Data for processing |
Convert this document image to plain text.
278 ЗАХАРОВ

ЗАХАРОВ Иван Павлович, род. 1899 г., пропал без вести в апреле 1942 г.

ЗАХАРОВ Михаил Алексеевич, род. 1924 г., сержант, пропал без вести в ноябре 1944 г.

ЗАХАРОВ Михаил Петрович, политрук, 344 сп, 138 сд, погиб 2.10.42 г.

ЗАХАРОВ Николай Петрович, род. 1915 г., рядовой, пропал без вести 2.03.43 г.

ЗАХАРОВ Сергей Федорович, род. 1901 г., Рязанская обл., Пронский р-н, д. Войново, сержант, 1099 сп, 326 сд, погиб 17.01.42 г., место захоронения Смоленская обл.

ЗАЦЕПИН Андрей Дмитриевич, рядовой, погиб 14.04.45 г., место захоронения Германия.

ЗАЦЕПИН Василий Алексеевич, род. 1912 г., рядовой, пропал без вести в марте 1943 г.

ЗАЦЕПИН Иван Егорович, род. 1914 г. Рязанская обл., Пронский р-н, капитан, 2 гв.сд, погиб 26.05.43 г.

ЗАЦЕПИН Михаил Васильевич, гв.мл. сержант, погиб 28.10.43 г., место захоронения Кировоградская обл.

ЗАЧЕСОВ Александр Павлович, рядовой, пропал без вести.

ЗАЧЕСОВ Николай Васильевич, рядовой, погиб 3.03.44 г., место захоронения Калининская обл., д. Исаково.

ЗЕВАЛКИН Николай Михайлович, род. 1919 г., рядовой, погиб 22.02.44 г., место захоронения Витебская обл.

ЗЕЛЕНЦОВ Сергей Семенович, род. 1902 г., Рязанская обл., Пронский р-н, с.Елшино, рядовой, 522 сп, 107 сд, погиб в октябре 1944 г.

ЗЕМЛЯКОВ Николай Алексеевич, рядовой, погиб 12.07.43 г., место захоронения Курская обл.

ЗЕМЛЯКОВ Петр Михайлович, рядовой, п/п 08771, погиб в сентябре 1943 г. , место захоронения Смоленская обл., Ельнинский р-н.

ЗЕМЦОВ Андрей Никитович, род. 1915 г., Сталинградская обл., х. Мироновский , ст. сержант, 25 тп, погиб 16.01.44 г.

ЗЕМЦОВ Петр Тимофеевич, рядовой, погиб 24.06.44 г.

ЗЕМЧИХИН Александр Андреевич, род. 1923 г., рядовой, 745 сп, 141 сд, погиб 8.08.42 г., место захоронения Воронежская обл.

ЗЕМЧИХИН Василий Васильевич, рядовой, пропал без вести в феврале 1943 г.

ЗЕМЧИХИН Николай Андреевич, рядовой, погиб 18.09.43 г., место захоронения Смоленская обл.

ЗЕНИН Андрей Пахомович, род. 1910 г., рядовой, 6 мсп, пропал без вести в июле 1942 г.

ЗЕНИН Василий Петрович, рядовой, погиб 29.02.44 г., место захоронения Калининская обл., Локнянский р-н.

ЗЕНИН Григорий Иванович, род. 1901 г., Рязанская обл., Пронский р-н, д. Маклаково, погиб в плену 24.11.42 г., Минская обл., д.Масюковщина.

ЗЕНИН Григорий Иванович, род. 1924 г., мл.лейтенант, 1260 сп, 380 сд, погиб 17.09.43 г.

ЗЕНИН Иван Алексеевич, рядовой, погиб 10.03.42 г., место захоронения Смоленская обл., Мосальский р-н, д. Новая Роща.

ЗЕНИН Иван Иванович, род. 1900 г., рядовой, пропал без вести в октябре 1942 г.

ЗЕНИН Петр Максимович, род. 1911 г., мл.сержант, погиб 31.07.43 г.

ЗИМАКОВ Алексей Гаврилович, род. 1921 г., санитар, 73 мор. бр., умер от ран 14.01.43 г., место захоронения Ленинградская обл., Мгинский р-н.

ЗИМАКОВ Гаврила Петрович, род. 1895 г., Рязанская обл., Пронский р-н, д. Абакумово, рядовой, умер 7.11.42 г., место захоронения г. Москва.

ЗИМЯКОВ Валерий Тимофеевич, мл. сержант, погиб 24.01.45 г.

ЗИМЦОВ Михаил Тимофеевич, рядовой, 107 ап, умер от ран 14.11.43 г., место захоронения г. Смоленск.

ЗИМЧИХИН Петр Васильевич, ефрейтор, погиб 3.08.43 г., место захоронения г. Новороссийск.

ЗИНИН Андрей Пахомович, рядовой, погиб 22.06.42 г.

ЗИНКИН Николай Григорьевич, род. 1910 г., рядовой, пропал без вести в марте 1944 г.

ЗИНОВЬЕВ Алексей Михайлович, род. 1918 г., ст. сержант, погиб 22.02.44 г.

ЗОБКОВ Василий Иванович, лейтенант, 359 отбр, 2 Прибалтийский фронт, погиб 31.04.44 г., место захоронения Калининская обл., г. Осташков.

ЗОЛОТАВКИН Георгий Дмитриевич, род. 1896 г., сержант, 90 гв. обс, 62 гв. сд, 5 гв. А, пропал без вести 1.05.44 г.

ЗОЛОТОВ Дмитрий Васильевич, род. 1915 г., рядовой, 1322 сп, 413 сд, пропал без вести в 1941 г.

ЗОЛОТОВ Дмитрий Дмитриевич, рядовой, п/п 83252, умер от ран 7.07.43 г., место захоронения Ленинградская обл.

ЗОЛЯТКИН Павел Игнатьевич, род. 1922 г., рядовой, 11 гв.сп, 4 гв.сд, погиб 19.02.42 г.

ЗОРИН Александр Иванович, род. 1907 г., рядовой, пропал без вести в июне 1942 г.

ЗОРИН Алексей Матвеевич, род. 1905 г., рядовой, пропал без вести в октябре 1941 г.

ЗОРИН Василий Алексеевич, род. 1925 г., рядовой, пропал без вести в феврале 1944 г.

What you are asked to do | Where a line holds the string "ЗЕМЦОВ", copy that line.

Task result |
ЗЕМЦОВ Андрей Никитович, род. 1915 г., Сталинградская обл., х. Мироновский , ст. сержант, 25 тп, погиб 16.01.44 г.
ЗЕМЦОВ Петр Тимофеевич, рядовой, погиб 24.06.44 г.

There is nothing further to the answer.